(Entries taken from a collection)
↓↓↓
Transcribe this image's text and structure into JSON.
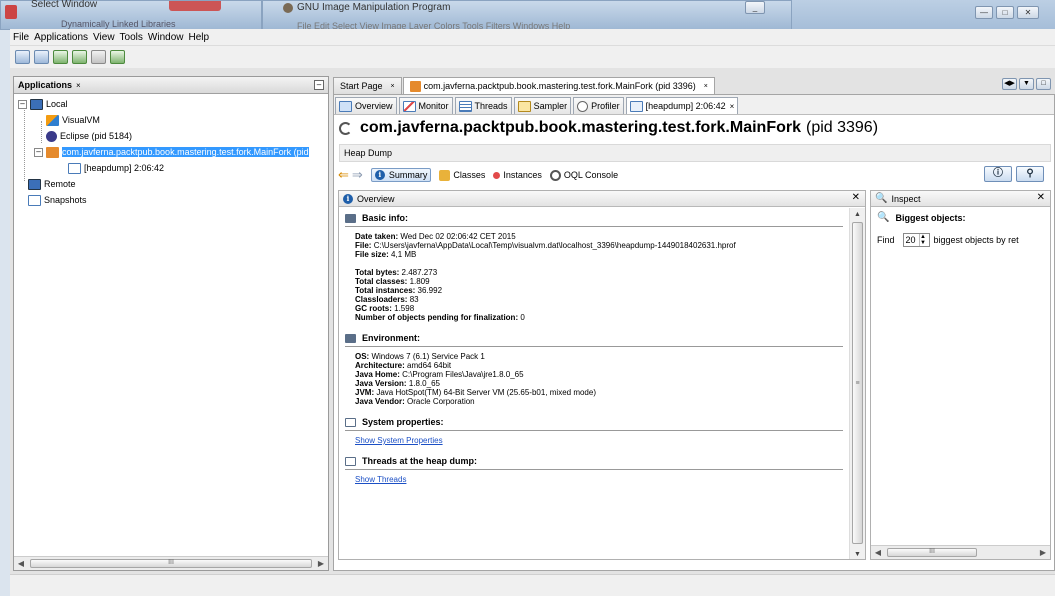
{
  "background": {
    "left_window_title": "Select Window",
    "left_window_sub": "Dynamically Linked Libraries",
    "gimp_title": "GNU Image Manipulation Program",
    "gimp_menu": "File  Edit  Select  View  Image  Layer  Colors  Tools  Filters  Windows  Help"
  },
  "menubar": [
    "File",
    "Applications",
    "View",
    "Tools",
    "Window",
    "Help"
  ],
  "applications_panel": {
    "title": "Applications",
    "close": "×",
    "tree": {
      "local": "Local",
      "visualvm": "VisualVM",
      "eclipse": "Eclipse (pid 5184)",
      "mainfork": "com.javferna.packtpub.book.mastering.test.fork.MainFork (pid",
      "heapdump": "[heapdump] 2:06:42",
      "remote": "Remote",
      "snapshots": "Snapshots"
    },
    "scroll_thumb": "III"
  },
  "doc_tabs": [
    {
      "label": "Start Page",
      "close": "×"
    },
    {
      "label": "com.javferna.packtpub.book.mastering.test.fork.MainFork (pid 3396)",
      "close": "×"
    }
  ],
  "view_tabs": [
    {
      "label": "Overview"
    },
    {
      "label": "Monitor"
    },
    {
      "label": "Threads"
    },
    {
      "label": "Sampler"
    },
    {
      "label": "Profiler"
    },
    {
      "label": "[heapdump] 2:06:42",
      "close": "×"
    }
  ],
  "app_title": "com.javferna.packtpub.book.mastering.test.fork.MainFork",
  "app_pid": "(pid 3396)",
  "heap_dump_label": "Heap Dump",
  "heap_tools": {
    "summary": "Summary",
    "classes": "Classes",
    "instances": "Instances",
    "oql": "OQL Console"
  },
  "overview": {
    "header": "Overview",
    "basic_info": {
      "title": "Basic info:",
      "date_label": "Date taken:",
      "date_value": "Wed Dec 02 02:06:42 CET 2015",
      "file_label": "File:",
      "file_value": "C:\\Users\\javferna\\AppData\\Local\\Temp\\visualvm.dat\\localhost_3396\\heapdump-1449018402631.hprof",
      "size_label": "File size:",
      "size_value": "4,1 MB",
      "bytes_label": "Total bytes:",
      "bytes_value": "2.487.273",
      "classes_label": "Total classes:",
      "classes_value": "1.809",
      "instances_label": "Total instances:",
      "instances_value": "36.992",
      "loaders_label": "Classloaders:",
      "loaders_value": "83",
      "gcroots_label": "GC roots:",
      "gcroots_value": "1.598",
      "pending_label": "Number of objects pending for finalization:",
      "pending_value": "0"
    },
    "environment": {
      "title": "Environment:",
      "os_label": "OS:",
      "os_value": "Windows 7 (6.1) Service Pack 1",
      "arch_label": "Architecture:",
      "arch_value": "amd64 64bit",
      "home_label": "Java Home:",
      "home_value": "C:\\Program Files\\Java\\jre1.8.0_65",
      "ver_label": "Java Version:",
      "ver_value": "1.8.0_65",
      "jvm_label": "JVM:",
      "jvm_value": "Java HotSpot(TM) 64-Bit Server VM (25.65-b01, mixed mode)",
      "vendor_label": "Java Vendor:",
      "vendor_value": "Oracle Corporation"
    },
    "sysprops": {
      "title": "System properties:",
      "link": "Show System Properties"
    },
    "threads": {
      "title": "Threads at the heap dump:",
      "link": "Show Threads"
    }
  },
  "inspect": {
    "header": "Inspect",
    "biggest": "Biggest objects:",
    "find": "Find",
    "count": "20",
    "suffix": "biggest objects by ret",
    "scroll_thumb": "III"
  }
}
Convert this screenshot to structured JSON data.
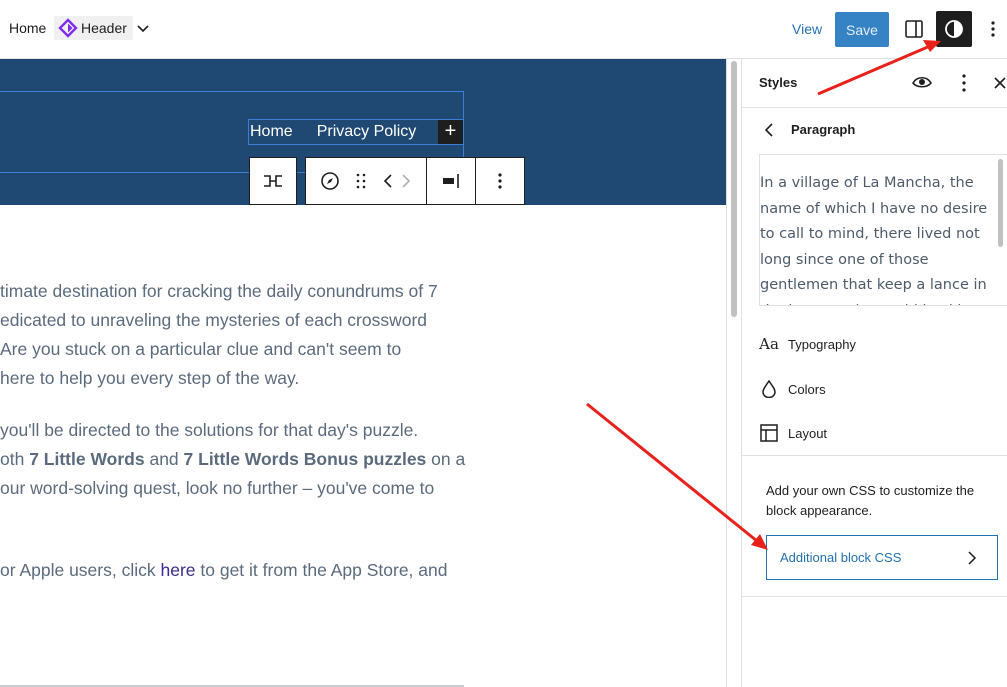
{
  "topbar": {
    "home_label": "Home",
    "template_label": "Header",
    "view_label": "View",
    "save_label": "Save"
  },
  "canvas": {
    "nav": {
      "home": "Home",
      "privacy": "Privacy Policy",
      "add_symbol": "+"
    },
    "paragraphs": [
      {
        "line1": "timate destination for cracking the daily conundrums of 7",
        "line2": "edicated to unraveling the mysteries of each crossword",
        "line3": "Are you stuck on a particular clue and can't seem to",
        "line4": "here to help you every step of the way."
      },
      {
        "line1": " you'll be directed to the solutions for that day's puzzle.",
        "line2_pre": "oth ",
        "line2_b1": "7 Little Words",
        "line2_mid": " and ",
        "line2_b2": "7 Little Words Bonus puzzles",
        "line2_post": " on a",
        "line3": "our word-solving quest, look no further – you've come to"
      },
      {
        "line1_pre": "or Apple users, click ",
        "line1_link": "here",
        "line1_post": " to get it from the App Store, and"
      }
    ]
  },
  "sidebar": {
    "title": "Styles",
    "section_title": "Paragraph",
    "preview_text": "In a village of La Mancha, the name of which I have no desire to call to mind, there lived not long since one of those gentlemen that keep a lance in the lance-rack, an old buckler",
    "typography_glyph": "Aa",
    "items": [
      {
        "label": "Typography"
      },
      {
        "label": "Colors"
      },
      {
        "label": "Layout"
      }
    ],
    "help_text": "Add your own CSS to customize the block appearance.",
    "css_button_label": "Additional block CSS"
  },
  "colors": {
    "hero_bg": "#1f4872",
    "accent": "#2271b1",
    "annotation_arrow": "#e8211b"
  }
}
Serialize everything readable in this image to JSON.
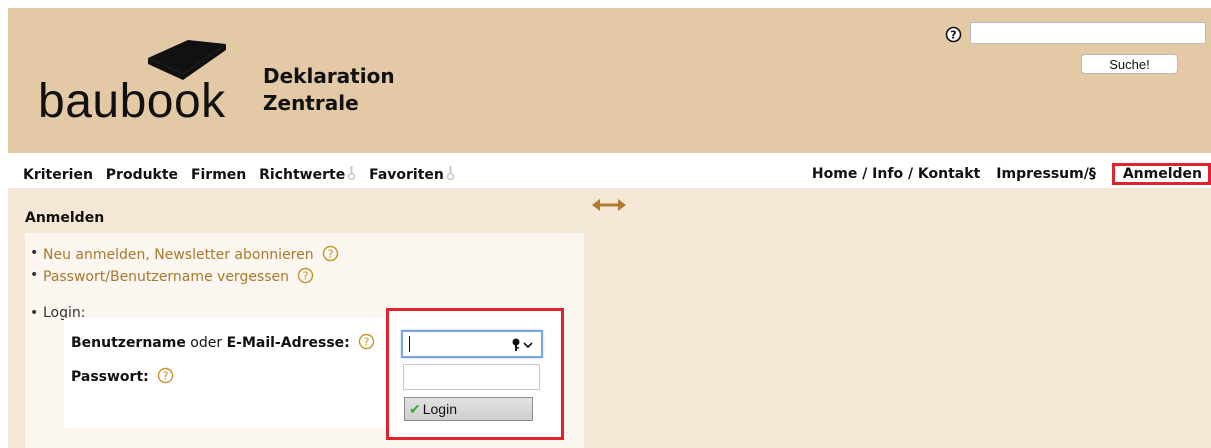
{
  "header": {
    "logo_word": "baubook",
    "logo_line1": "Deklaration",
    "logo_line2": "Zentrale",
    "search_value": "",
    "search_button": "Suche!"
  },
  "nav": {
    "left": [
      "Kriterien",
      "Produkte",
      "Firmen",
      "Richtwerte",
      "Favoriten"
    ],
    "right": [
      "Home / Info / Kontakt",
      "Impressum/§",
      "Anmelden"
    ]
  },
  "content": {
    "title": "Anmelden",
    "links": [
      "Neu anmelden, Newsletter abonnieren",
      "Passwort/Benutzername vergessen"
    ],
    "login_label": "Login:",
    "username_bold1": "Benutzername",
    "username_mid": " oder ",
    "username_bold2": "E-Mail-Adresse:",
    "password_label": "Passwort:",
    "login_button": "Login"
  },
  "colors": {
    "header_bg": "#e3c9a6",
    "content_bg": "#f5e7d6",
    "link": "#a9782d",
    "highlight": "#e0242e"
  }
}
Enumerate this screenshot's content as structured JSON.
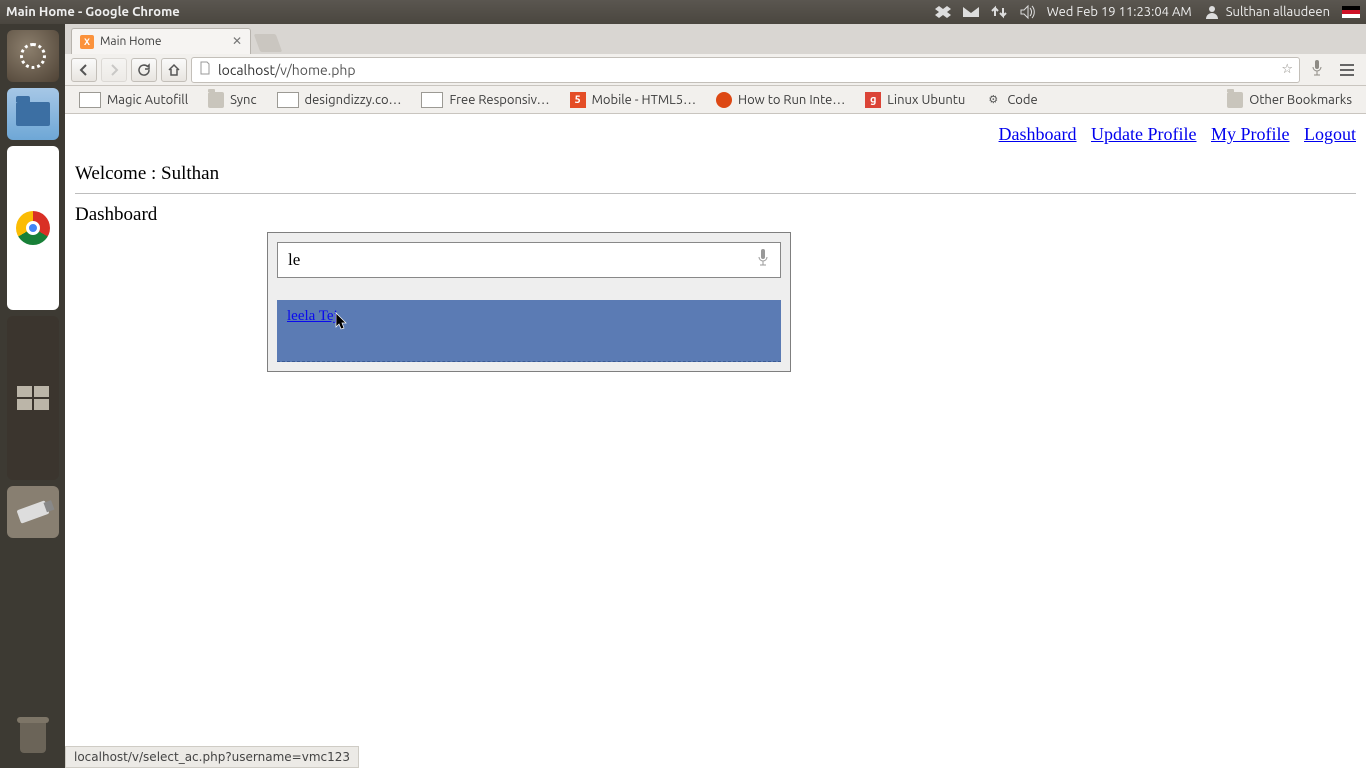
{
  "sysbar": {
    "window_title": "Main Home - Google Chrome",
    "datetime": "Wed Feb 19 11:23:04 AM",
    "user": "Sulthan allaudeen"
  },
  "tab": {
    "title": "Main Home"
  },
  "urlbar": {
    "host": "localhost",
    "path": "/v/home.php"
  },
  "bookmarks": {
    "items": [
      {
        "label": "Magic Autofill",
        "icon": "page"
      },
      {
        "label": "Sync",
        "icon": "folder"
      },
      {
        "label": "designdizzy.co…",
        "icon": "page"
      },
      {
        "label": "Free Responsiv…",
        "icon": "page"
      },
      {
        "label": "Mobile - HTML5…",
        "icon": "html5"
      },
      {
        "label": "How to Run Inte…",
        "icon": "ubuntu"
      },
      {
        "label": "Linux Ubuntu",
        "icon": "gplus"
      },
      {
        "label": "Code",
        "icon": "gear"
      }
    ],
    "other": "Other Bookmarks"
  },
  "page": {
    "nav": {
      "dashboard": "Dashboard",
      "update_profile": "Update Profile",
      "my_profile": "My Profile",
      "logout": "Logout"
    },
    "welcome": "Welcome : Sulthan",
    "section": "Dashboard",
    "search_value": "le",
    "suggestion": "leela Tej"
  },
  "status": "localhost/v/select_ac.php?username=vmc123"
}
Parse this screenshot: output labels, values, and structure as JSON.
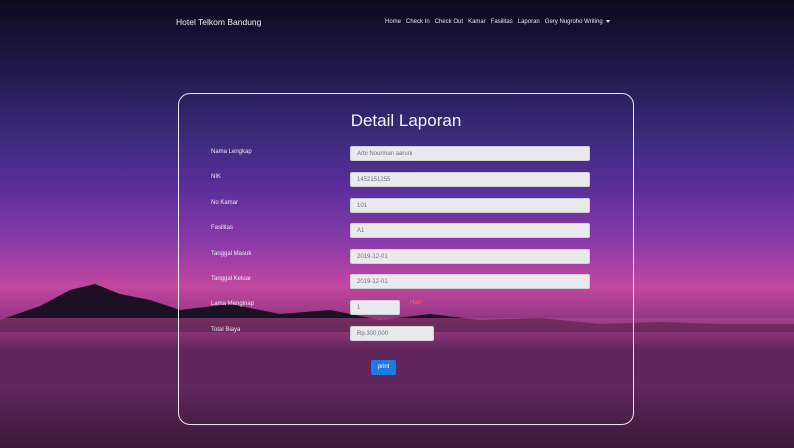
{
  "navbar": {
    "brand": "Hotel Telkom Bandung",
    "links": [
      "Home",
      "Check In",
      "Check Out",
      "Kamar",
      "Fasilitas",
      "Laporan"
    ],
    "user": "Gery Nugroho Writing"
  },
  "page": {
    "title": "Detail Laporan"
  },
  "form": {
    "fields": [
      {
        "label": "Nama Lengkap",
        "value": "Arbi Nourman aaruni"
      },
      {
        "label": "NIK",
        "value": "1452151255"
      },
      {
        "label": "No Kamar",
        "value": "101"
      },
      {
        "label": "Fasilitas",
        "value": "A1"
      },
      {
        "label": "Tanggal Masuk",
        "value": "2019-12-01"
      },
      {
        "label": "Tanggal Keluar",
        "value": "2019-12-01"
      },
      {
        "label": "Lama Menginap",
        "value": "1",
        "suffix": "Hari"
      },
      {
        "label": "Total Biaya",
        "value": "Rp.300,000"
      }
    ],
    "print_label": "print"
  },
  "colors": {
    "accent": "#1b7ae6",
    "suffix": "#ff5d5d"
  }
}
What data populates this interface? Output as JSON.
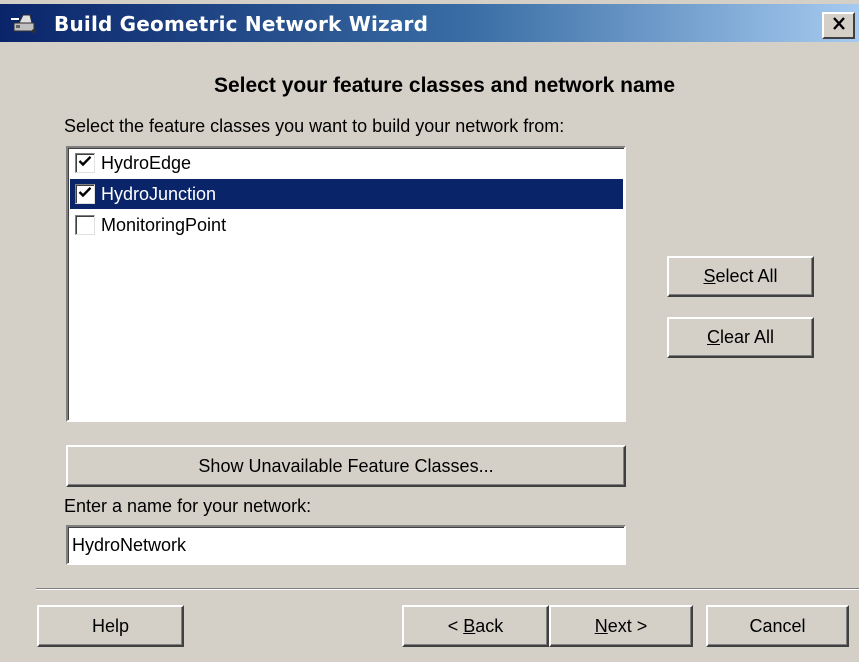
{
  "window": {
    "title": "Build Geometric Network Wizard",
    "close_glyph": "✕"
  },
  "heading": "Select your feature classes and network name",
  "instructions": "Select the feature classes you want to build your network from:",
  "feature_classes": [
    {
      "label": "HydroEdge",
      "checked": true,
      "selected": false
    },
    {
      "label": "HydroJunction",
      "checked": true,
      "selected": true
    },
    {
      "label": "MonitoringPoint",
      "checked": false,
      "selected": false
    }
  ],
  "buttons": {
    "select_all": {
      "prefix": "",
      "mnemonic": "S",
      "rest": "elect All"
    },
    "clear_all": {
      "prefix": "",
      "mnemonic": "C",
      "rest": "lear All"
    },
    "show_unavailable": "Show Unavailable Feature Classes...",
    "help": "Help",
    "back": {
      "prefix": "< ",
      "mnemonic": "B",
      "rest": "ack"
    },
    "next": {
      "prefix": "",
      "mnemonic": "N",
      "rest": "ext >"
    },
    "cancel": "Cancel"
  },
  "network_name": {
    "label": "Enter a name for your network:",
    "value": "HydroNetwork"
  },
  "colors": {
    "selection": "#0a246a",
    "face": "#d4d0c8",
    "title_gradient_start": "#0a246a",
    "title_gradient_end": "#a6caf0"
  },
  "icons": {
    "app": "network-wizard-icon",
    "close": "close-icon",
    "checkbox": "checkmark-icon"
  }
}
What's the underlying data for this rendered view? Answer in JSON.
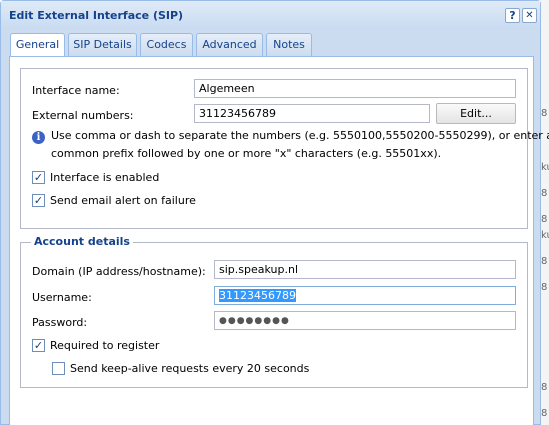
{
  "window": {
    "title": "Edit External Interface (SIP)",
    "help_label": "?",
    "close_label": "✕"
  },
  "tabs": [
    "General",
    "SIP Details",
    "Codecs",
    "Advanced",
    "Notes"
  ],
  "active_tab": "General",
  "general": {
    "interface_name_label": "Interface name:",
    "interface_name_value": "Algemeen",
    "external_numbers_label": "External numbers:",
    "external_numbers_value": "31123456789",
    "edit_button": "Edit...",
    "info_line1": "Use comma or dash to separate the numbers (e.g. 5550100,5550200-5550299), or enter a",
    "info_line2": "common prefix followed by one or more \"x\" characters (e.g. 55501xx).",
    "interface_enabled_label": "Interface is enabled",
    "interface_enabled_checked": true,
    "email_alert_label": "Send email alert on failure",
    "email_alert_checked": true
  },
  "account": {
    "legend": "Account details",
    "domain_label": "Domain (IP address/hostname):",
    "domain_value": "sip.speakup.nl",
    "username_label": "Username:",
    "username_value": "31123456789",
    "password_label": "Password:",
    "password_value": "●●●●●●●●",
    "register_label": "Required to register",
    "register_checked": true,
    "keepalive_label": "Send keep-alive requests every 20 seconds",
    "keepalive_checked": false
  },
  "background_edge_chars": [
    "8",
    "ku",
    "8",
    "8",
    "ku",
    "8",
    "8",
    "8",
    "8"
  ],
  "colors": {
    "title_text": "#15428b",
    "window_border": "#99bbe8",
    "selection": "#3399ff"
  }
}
↑↑↑
_What you should do_
Go through the records and show every line with the string "this" in it.

_Exercise response_
Transcribe this image's text and structure into JSON.
Convert this screenshot to structured JSON data.
Serialize everything readable in this image to JSON.
Enumerate this screenshot's content as structured JSON.
Parse this screenshot: output labels, values, and structure as JSON.
What data populates this interface? Output as JSON.
What's the underlying data for this rendered view? Answer in JSON.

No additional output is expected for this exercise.